Data entries

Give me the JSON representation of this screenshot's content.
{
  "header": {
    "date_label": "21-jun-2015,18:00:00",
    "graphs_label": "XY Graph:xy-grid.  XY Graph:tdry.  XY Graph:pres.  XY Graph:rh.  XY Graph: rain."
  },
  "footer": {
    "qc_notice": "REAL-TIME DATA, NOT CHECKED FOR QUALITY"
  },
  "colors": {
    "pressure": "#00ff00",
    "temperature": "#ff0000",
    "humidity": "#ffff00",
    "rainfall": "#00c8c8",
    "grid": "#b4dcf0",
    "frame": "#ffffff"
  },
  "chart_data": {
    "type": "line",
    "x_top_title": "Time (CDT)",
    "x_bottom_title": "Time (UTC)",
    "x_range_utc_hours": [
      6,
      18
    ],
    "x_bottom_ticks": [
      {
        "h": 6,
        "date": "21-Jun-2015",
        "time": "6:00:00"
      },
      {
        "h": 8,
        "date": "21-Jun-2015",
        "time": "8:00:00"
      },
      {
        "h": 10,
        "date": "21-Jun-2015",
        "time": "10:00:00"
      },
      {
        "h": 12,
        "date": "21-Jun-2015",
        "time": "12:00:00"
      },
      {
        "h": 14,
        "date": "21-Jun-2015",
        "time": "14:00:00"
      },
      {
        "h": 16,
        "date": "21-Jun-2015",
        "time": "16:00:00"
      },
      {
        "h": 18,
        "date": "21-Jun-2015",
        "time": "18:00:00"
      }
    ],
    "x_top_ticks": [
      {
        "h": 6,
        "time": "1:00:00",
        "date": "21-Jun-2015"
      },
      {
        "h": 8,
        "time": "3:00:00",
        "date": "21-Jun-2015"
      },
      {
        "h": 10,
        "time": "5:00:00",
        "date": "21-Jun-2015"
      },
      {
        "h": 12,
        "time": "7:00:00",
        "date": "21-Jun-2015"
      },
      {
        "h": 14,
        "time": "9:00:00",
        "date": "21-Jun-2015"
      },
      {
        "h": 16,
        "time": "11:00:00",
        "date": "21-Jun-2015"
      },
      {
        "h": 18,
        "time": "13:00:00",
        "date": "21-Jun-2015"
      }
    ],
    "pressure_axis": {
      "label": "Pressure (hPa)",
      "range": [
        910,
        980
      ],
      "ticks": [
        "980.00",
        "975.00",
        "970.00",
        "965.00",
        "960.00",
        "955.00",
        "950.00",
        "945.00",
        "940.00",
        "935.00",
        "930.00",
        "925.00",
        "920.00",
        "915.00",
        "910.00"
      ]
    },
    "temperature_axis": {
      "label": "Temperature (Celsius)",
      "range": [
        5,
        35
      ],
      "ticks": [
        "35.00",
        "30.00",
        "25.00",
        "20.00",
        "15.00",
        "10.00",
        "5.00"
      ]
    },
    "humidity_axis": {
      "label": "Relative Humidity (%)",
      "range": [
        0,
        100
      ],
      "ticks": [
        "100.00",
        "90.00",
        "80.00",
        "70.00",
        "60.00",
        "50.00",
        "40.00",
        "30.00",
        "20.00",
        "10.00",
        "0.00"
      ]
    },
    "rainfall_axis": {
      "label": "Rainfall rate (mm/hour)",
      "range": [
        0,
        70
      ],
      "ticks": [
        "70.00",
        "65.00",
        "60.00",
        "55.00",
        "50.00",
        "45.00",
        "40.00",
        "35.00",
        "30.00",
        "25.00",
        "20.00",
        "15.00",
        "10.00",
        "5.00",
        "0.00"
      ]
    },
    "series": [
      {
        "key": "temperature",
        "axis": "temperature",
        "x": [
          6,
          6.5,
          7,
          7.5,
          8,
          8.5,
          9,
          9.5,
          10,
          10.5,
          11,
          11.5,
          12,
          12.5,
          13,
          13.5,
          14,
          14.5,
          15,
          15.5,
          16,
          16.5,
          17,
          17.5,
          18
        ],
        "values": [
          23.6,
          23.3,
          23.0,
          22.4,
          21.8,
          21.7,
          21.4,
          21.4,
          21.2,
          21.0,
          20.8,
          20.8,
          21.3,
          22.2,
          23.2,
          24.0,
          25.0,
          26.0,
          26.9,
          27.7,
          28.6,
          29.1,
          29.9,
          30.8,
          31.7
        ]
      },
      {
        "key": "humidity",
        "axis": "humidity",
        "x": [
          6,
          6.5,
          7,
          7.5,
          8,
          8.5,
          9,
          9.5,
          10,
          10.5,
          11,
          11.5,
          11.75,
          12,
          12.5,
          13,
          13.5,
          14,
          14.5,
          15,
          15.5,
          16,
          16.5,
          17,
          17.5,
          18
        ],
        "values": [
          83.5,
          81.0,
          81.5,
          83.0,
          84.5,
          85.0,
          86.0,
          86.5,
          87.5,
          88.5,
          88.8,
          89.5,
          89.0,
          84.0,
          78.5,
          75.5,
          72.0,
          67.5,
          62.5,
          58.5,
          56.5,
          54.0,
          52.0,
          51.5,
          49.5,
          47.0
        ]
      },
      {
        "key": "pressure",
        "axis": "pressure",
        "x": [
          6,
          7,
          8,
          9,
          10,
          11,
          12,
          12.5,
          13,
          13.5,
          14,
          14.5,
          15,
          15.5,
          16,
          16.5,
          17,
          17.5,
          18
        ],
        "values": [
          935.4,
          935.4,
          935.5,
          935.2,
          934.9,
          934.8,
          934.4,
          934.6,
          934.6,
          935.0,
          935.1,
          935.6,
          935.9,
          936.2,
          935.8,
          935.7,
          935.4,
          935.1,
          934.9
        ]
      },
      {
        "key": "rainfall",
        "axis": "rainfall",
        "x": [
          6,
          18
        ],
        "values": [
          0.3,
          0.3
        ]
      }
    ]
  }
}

■ SET TASK: Quote all the records. Keep every word exact.

■ REPLY TO THE EXERCISE:
Give me the JSON representation of this screenshot's content.
{
  "header": {
    "date_label": "21-jun-2015,18:00:00",
    "graphs_label": "XY Graph:xy-grid.  XY Graph:tdry.  XY Graph:pres.  XY Graph:rh.  XY Graph: rain."
  },
  "footer": {
    "qc_notice": "REAL-TIME DATA, NOT CHECKED FOR QUALITY"
  },
  "colors": {
    "pressure": "#00ff00",
    "temperature": "#ff0000",
    "humidity": "#ffff00",
    "rainfall": "#00c8c8",
    "grid": "#b4dcf0",
    "frame": "#ffffff"
  },
  "chart_data": {
    "type": "line",
    "x_top_title": "Time (CDT)",
    "x_bottom_title": "Time (UTC)",
    "x_range_utc_hours": [
      6,
      18
    ],
    "x_bottom_ticks": [
      {
        "h": 6,
        "date": "21-Jun-2015",
        "time": "6:00:00"
      },
      {
        "h": 8,
        "date": "21-Jun-2015",
        "time": "8:00:00"
      },
      {
        "h": 10,
        "date": "21-Jun-2015",
        "time": "10:00:00"
      },
      {
        "h": 12,
        "date": "21-Jun-2015",
        "time": "12:00:00"
      },
      {
        "h": 14,
        "date": "21-Jun-2015",
        "time": "14:00:00"
      },
      {
        "h": 16,
        "date": "21-Jun-2015",
        "time": "16:00:00"
      },
      {
        "h": 18,
        "date": "21-Jun-2015",
        "time": "18:00:00"
      }
    ],
    "x_top_ticks": [
      {
        "h": 6,
        "time": "1:00:00",
        "date": "21-Jun-2015"
      },
      {
        "h": 8,
        "time": "3:00:00",
        "date": "21-Jun-2015"
      },
      {
        "h": 10,
        "time": "5:00:00",
        "date": "21-Jun-2015"
      },
      {
        "h": 12,
        "time": "7:00:00",
        "date": "21-Jun-2015"
      },
      {
        "h": 14,
        "time": "9:00:00",
        "date": "21-Jun-2015"
      },
      {
        "h": 16,
        "time": "11:00:00",
        "date": "21-Jun-2015"
      },
      {
        "h": 18,
        "time": "13:00:00",
        "date": "21-Jun-2015"
      }
    ],
    "pressure_axis": {
      "label": "Pressure (hPa)",
      "range": [
        910,
        980
      ],
      "ticks": [
        "980.00",
        "975.00",
        "970.00",
        "965.00",
        "960.00",
        "955.00",
        "950.00",
        "945.00",
        "940.00",
        "935.00",
        "930.00",
        "925.00",
        "920.00",
        "915.00",
        "910.00"
      ]
    },
    "temperature_axis": {
      "label": "Temperature (Celsius)",
      "range": [
        5,
        35
      ],
      "ticks": [
        "35.00",
        "30.00",
        "25.00",
        "20.00",
        "15.00",
        "10.00",
        "5.00"
      ]
    },
    "humidity_axis": {
      "label": "Relative Humidity (%)",
      "range": [
        0,
        100
      ],
      "ticks": [
        "100.00",
        "90.00",
        "80.00",
        "70.00",
        "60.00",
        "50.00",
        "40.00",
        "30.00",
        "20.00",
        "10.00",
        "0.00"
      ]
    },
    "rainfall_axis": {
      "label": "Rainfall rate (mm/hour)",
      "range": [
        0,
        70
      ],
      "ticks": [
        "70.00",
        "65.00",
        "60.00",
        "55.00",
        "50.00",
        "45.00",
        "40.00",
        "35.00",
        "30.00",
        "25.00",
        "20.00",
        "15.00",
        "10.00",
        "5.00",
        "0.00"
      ]
    },
    "series": [
      {
        "key": "temperature",
        "axis": "temperature",
        "x": [
          6,
          6.5,
          7,
          7.5,
          8,
          8.5,
          9,
          9.5,
          10,
          10.5,
          11,
          11.5,
          12,
          12.5,
          13,
          13.5,
          14,
          14.5,
          15,
          15.5,
          16,
          16.5,
          17,
          17.5,
          18
        ],
        "values": [
          23.6,
          23.3,
          23.0,
          22.4,
          21.8,
          21.7,
          21.4,
          21.4,
          21.2,
          21.0,
          20.8,
          20.8,
          21.3,
          22.2,
          23.2,
          24.0,
          25.0,
          26.0,
          26.9,
          27.7,
          28.6,
          29.1,
          29.9,
          30.8,
          31.7
        ]
      },
      {
        "key": "humidity",
        "axis": "humidity",
        "x": [
          6,
          6.5,
          7,
          7.5,
          8,
          8.5,
          9,
          9.5,
          10,
          10.5,
          11,
          11.5,
          11.75,
          12,
          12.5,
          13,
          13.5,
          14,
          14.5,
          15,
          15.5,
          16,
          16.5,
          17,
          17.5,
          18
        ],
        "values": [
          83.5,
          81.0,
          81.5,
          83.0,
          84.5,
          85.0,
          86.0,
          86.5,
          87.5,
          88.5,
          88.8,
          89.5,
          89.0,
          84.0,
          78.5,
          75.5,
          72.0,
          67.5,
          62.5,
          58.5,
          56.5,
          54.0,
          52.0,
          51.5,
          49.5,
          47.0
        ]
      },
      {
        "key": "pressure",
        "axis": "pressure",
        "x": [
          6,
          7,
          8,
          9,
          10,
          11,
          12,
          12.5,
          13,
          13.5,
          14,
          14.5,
          15,
          15.5,
          16,
          16.5,
          17,
          17.5,
          18
        ],
        "values": [
          935.4,
          935.4,
          935.5,
          935.2,
          934.9,
          934.8,
          934.4,
          934.6,
          934.6,
          935.0,
          935.1,
          935.6,
          935.9,
          936.2,
          935.8,
          935.7,
          935.4,
          935.1,
          934.9
        ]
      },
      {
        "key": "rainfall",
        "axis": "rainfall",
        "x": [
          6,
          18
        ],
        "values": [
          0.3,
          0.3
        ]
      }
    ]
  }
}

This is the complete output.